[REQUIRED TASK]
Return, word for word, every line that follows.

++++++++++

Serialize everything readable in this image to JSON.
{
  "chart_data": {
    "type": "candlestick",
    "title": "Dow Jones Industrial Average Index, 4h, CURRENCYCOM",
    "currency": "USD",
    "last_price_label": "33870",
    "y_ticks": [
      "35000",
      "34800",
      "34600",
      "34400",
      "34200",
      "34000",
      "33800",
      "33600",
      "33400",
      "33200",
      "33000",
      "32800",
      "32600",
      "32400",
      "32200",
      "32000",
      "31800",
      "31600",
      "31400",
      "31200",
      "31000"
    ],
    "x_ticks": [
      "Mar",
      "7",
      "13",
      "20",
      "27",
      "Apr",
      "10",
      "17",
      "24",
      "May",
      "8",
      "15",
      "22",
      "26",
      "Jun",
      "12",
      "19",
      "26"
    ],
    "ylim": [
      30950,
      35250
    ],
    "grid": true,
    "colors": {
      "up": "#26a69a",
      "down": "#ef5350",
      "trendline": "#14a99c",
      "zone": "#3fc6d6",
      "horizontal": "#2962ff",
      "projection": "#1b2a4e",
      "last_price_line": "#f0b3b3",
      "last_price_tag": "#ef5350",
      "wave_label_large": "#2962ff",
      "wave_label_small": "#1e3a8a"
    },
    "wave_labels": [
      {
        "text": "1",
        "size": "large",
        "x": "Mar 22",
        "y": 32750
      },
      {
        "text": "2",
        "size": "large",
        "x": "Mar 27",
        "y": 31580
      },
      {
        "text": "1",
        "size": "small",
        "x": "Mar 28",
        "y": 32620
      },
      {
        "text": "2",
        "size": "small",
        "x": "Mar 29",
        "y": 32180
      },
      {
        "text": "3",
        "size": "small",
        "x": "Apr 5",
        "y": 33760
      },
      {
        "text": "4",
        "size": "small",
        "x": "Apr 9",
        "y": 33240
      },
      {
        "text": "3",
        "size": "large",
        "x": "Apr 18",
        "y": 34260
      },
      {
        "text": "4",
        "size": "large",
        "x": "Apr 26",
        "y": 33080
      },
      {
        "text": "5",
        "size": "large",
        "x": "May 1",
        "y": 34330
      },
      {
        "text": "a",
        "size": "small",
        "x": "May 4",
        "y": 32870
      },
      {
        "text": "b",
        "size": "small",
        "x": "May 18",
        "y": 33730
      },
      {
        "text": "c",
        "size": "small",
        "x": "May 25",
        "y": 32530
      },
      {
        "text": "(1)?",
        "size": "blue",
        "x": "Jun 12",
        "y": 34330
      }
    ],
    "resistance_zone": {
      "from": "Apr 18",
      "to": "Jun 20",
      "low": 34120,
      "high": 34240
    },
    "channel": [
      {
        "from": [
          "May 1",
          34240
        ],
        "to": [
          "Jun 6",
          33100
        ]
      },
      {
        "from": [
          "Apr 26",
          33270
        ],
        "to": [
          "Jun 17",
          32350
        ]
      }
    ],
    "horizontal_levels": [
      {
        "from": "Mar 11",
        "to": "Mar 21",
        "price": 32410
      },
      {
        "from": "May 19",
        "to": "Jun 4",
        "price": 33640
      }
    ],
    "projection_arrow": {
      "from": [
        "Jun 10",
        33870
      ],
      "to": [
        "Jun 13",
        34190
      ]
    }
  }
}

++++++++++

[OUTPUT FOR THIS EXERCISE]
Serialize everything readable in this image to JSON.
{
  "chart_data": {
    "type": "candlestick",
    "title": "Dow Jones Industrial Average Index, 4h, CURRENCYCOM",
    "currency": "USD",
    "last_price_label": "33870",
    "y_ticks": [
      "35000",
      "34800",
      "34600",
      "34400",
      "34200",
      "34000",
      "33800",
      "33600",
      "33400",
      "33200",
      "33000",
      "32800",
      "32600",
      "32400",
      "32200",
      "32000",
      "31800",
      "31600",
      "31400",
      "31200",
      "31000"
    ],
    "x_ticks": [
      "Mar",
      "7",
      "13",
      "20",
      "27",
      "Apr",
      "10",
      "17",
      "24",
      "May",
      "8",
      "15",
      "22",
      "26",
      "Jun",
      "12",
      "19",
      "26"
    ],
    "ylim": [
      30950,
      35250
    ],
    "grid": true,
    "colors": {
      "up": "#26a69a",
      "down": "#ef5350",
      "trendline": "#14a99c",
      "zone": "#3fc6d6",
      "horizontal": "#2962ff",
      "projection": "#1b2a4e",
      "last_price_line": "#f0b3b3",
      "last_price_tag": "#ef5350",
      "wave_label_large": "#2962ff",
      "wave_label_small": "#1e3a8a"
    },
    "wave_labels": [
      {
        "text": "1",
        "size": "large",
        "x": "Mar 22",
        "y": 32750
      },
      {
        "text": "2",
        "size": "large",
        "x": "Mar 27",
        "y": 31580
      },
      {
        "text": "1",
        "size": "small",
        "x": "Mar 28",
        "y": 32620
      },
      {
        "text": "2",
        "size": "small",
        "x": "Mar 29",
        "y": 32180
      },
      {
        "text": "3",
        "size": "small",
        "x": "Apr 5",
        "y": 33760
      },
      {
        "text": "4",
        "size": "small",
        "x": "Apr 9",
        "y": 33240
      },
      {
        "text": "3",
        "size": "large",
        "x": "Apr 18",
        "y": 34260
      },
      {
        "text": "4",
        "size": "large",
        "x": "Apr 26",
        "y": 33080
      },
      {
        "text": "5",
        "size": "large",
        "x": "May 1",
        "y": 34330
      },
      {
        "text": "a",
        "size": "small",
        "x": "May 4",
        "y": 32870
      },
      {
        "text": "b",
        "size": "small",
        "x": "May 18",
        "y": 33730
      },
      {
        "text": "c",
        "size": "small",
        "x": "May 25",
        "y": 32530
      },
      {
        "text": "(1)?",
        "size": "blue",
        "x": "Jun 12",
        "y": 34330
      }
    ],
    "resistance_zone": {
      "from": "Apr 18",
      "to": "Jun 20",
      "low": 34120,
      "high": 34240
    },
    "channel": [
      {
        "from": [
          "May 1",
          34240
        ],
        "to": [
          "Jun 6",
          33100
        ]
      },
      {
        "from": [
          "Apr 26",
          33270
        ],
        "to": [
          "Jun 17",
          32350
        ]
      }
    ],
    "horizontal_levels": [
      {
        "from": "Mar 11",
        "to": "Mar 21",
        "price": 32410
      },
      {
        "from": "May 19",
        "to": "Jun 4",
        "price": 33640
      }
    ],
    "projection_arrow": {
      "from": [
        "Jun 10",
        33870
      ],
      "to": [
        "Jun 13",
        34190
      ]
    }
  }
}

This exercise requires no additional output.